┌──

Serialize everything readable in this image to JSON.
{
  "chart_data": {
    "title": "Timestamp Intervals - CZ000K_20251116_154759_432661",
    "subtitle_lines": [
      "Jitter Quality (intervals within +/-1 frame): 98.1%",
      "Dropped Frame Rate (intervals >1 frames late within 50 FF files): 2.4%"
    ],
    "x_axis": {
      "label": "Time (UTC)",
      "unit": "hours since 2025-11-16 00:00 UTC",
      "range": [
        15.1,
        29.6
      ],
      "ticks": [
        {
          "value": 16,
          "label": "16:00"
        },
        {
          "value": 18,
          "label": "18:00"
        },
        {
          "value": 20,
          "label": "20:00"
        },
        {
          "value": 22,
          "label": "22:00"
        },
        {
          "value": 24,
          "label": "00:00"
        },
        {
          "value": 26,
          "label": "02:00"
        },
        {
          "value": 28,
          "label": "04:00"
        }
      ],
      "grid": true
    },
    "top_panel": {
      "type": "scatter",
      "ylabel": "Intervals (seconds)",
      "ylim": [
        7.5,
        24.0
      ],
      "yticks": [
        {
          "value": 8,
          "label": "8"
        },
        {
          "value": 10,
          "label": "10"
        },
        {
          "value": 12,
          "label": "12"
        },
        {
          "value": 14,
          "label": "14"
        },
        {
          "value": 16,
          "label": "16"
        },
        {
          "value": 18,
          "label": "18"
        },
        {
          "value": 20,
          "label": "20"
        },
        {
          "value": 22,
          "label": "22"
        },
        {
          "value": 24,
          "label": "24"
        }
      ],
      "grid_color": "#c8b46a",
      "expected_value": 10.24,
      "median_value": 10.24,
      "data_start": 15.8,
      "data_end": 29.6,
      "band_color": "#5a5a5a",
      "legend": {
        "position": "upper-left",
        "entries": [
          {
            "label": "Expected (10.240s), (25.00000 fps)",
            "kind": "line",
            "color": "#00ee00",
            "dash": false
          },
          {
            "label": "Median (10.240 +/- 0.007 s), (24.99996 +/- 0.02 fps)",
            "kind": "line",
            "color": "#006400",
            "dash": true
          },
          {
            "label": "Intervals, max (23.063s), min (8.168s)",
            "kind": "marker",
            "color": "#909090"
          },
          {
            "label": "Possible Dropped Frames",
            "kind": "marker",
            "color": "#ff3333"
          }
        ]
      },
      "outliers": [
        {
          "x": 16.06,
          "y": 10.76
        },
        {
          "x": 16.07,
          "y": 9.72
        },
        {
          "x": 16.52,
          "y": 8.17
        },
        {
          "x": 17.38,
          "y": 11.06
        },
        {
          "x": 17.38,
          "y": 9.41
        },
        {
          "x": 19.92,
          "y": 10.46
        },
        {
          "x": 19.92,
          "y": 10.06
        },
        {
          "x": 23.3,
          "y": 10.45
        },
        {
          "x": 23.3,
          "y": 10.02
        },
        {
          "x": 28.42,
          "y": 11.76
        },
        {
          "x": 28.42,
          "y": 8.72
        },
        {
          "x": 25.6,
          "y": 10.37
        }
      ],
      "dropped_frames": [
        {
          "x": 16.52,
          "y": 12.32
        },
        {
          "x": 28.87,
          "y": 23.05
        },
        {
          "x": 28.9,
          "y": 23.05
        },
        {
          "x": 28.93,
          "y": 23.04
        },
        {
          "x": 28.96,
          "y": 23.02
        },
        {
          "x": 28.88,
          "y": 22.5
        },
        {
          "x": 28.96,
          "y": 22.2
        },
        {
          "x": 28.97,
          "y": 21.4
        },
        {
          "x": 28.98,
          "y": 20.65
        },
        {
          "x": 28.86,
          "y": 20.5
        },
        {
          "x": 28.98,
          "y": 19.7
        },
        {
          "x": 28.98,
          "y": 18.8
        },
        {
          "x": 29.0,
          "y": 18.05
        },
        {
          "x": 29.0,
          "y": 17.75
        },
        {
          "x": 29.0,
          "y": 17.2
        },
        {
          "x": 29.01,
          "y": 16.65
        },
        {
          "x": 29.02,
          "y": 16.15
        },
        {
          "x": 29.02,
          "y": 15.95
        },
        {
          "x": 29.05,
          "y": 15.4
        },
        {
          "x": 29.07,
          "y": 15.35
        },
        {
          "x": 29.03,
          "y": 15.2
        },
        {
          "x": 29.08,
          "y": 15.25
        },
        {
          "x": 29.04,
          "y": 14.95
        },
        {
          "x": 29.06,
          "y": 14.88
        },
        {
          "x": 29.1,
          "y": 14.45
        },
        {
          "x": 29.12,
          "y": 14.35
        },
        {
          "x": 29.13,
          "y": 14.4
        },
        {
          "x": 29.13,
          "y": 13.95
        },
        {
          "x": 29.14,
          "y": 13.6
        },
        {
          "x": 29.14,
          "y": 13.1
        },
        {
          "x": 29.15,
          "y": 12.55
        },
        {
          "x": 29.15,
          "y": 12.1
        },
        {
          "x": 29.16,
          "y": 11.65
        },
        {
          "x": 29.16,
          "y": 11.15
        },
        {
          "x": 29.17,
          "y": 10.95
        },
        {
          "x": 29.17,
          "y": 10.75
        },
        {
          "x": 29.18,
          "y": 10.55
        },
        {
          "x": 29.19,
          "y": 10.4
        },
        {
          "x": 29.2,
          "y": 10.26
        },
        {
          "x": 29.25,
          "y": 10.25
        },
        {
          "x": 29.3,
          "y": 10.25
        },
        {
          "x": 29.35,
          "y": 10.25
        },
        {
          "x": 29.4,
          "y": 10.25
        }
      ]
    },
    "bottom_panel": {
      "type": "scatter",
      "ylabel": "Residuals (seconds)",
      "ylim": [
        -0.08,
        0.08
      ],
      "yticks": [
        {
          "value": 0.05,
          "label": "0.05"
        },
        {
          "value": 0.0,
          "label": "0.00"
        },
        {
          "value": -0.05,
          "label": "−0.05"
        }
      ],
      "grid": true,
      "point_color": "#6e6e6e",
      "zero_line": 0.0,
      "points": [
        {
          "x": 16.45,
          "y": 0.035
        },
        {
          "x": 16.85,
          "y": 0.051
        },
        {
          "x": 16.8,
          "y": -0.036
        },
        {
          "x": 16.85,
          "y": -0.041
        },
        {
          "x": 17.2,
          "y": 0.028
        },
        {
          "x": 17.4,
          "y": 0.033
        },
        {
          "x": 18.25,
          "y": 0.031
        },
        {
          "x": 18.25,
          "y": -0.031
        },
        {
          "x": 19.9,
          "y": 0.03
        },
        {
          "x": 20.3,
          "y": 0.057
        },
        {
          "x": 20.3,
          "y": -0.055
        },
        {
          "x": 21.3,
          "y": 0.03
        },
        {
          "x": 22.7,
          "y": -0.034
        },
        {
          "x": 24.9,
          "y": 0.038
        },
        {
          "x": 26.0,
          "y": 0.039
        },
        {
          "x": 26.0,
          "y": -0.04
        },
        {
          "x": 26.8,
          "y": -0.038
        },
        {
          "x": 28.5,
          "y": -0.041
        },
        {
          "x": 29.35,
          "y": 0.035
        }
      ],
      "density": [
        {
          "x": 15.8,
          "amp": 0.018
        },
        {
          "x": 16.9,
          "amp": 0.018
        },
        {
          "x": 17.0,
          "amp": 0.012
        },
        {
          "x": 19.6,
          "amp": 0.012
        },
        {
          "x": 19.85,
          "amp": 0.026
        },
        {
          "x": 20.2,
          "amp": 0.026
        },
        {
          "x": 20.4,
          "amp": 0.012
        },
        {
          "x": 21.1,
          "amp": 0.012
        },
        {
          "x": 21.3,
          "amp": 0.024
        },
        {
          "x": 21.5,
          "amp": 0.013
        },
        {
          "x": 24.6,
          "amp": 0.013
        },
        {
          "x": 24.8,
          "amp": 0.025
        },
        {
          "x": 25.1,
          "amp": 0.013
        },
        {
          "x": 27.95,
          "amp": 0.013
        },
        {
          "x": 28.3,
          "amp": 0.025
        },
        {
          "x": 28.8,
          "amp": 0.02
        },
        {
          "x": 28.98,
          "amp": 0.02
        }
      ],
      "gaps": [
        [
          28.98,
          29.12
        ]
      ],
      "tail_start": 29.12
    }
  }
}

└──

■ YOUR OBJECTIVE ■
Look over the listing. Pull out every line with the string "within" in it.

■ ANSWER FOR THE TASK ■
      "Jitter Quality (intervals within +/-1 frame): 98.1%",
      "Dropped Frame Rate (intervals >1 frames late within 50 FF files): 2.4%"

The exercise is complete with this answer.